BEGIN Record extracts
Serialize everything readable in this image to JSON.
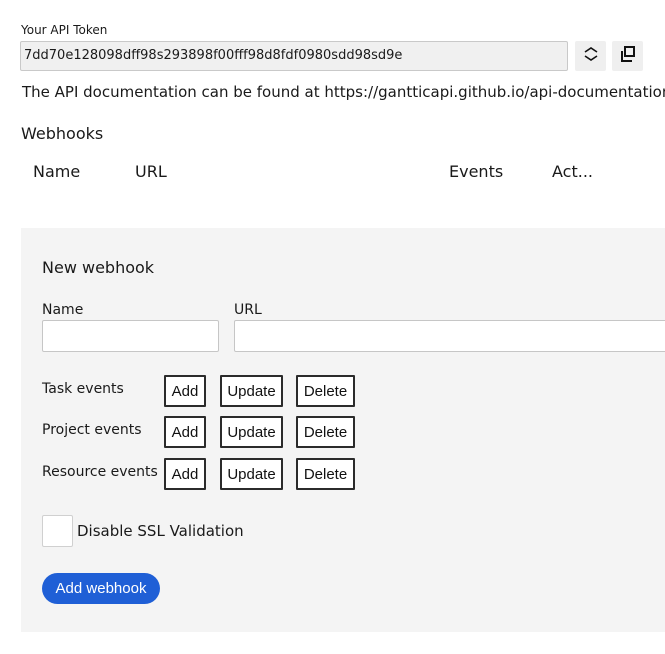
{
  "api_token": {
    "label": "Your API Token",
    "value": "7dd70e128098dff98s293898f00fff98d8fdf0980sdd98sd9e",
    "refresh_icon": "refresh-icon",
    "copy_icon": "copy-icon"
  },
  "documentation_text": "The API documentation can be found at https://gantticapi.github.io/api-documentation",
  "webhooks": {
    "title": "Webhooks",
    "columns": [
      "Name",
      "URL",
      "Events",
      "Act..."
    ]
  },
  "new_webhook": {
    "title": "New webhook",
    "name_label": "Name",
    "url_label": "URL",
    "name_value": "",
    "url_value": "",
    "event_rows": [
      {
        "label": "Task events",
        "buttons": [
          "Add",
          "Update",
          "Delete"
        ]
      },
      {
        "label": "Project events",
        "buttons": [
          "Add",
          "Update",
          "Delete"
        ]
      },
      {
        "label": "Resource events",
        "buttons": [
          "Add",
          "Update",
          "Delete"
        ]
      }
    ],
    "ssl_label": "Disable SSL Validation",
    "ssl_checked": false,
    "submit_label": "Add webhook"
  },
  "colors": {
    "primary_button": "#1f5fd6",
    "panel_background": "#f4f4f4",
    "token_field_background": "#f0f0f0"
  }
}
END Record extracts
Brief - None of the pictures should appear; repeat the records exactly otherwise.

The result -
Serialize everything readable in this image to JSON.
{
  "api_token": {
    "label": "Your API Token",
    "value": "7dd70e128098dff98s293898f00fff98d8fdf0980sdd98sd9e",
    "refresh_icon": "refresh-icon",
    "copy_icon": "copy-icon"
  },
  "documentation_text": "The API documentation can be found at https://gantticapi.github.io/api-documentation",
  "webhooks": {
    "title": "Webhooks",
    "columns": [
      "Name",
      "URL",
      "Events",
      "Act..."
    ]
  },
  "new_webhook": {
    "title": "New webhook",
    "name_label": "Name",
    "url_label": "URL",
    "name_value": "",
    "url_value": "",
    "event_rows": [
      {
        "label": "Task events",
        "buttons": [
          "Add",
          "Update",
          "Delete"
        ]
      },
      {
        "label": "Project events",
        "buttons": [
          "Add",
          "Update",
          "Delete"
        ]
      },
      {
        "label": "Resource events",
        "buttons": [
          "Add",
          "Update",
          "Delete"
        ]
      }
    ],
    "ssl_label": "Disable SSL Validation",
    "ssl_checked": false,
    "submit_label": "Add webhook"
  },
  "colors": {
    "primary_button": "#1f5fd6",
    "panel_background": "#f4f4f4",
    "token_field_background": "#f0f0f0"
  }
}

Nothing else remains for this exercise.